Your instructions: What lines of the data hold the string "объектов"? Pull each one out.

Data in this exercise:
※ ※ ※
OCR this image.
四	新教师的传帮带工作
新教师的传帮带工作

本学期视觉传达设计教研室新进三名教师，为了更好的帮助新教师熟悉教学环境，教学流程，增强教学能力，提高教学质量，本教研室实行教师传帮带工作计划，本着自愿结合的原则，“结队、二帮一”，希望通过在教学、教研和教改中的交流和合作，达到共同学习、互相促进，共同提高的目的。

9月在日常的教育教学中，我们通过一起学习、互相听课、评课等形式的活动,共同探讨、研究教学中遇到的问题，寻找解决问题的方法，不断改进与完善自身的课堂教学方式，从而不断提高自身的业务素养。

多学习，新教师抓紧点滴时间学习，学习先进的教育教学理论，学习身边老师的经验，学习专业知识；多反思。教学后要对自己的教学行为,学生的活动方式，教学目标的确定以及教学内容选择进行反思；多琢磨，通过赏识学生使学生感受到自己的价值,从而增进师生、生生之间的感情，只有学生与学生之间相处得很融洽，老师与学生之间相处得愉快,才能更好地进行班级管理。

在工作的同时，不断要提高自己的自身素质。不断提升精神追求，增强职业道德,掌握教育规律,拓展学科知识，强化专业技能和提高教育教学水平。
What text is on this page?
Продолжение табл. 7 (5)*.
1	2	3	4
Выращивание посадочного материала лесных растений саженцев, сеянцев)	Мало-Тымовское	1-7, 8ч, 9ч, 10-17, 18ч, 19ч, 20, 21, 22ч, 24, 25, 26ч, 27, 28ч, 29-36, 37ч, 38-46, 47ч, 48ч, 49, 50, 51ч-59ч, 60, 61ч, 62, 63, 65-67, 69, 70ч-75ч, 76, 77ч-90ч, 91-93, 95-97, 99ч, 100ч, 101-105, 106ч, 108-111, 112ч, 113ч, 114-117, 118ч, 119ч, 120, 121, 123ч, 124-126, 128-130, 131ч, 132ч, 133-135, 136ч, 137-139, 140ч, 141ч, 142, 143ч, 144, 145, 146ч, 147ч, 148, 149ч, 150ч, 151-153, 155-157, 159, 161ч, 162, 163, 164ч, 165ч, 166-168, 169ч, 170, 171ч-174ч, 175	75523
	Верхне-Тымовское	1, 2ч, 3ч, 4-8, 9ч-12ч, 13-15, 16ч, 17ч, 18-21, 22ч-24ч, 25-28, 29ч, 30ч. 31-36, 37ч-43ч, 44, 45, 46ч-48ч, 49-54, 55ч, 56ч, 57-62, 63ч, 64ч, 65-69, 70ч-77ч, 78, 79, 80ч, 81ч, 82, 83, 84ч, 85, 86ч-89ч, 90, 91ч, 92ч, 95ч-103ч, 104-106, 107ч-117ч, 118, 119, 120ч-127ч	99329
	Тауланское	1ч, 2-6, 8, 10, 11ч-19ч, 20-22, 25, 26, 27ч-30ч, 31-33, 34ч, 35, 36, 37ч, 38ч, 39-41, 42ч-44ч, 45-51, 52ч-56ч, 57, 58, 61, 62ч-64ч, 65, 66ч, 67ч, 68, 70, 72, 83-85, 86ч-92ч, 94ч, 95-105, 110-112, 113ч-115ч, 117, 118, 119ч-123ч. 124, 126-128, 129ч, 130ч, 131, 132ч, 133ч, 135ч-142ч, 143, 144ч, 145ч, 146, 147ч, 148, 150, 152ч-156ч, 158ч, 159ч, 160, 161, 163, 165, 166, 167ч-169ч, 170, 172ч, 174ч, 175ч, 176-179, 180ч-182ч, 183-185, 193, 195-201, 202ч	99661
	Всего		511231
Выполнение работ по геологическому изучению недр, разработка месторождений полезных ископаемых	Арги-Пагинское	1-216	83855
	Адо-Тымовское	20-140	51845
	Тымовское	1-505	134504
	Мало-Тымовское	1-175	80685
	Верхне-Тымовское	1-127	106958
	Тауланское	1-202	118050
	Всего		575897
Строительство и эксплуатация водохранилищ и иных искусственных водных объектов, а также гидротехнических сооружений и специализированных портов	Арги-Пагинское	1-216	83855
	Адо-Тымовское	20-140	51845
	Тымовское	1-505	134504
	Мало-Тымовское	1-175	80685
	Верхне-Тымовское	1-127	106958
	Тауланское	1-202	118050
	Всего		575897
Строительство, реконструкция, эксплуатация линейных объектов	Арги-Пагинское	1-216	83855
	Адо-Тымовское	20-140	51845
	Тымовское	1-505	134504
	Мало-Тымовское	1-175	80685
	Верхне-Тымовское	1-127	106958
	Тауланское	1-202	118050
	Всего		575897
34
※ ※ ※
Result for this exercise:
Строительство и эксплуатация водохранилищ и иных искусственных водных объектов, а также гидротехнических сооружений и специализированных портов	Арги-Пагинское	1-216	83855
Строительство, реконструкция, эксплуатация линейных объектов	Арги-Пагинское	1-216	83855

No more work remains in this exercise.